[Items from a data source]
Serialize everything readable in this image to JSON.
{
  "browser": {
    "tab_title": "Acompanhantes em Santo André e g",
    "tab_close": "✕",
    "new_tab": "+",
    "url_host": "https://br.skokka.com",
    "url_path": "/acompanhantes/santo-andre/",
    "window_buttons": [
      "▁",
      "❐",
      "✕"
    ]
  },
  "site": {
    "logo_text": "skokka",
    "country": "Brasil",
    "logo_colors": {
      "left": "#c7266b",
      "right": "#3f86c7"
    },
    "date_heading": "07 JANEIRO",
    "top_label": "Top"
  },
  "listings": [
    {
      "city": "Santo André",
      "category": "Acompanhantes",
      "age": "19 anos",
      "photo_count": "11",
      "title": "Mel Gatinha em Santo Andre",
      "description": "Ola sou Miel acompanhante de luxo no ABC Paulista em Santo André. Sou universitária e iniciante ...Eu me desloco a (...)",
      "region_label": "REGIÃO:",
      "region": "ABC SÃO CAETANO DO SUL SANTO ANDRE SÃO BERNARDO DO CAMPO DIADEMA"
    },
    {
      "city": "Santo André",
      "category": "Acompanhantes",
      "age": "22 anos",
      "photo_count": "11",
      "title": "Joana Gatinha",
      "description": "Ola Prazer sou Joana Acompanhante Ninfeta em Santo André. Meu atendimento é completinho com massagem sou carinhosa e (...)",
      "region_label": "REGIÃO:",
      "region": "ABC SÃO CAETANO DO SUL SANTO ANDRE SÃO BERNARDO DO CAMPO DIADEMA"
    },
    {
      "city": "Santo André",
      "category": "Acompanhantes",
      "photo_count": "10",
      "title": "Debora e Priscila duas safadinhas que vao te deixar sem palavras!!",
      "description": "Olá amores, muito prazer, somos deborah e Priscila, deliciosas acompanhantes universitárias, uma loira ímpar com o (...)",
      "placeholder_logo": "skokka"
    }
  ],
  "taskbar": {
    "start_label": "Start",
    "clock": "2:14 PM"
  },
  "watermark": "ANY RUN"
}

▶ [What to do] Restate each of the entries above verbatim.

▶ [Written response]
Serialize everything readable in this image to JSON.
{
  "browser": {
    "tab_title": "Acompanhantes em Santo André e g",
    "tab_close": "✕",
    "new_tab": "+",
    "url_host": "https://br.skokka.com",
    "url_path": "/acompanhantes/santo-andre/",
    "window_buttons": [
      "▁",
      "❐",
      "✕"
    ]
  },
  "site": {
    "logo_text": "skokka",
    "country": "Brasil",
    "logo_colors": {
      "left": "#c7266b",
      "right": "#3f86c7"
    },
    "date_heading": "07 JANEIRO",
    "top_label": "Top"
  },
  "listings": [
    {
      "city": "Santo André",
      "category": "Acompanhantes",
      "age": "19 anos",
      "photo_count": "11",
      "title": "Mel Gatinha em Santo Andre",
      "description": "Ola sou Miel acompanhante de luxo no ABC Paulista em Santo André. Sou universitária e iniciante ...Eu me desloco a (...)",
      "region_label": "REGIÃO:",
      "region": "ABC SÃO CAETANO DO SUL SANTO ANDRE SÃO BERNARDO DO CAMPO DIADEMA"
    },
    {
      "city": "Santo André",
      "category": "Acompanhantes",
      "age": "22 anos",
      "photo_count": "11",
      "title": "Joana Gatinha",
      "description": "Ola Prazer sou Joana Acompanhante Ninfeta em Santo André. Meu atendimento é completinho com massagem sou carinhosa e (...)",
      "region_label": "REGIÃO:",
      "region": "ABC SÃO CAETANO DO SUL SANTO ANDRE SÃO BERNARDO DO CAMPO DIADEMA"
    },
    {
      "city": "Santo André",
      "category": "Acompanhantes",
      "photo_count": "10",
      "title": "Debora e Priscila duas safadinhas que vao te deixar sem palavras!!",
      "description": "Olá amores, muito prazer, somos deborah e Priscila, deliciosas acompanhantes universitárias, uma loira ímpar com o (...)",
      "placeholder_logo": "skokka"
    }
  ],
  "taskbar": {
    "start_label": "Start",
    "clock": "2:14 PM"
  },
  "watermark": "ANY RUN"
}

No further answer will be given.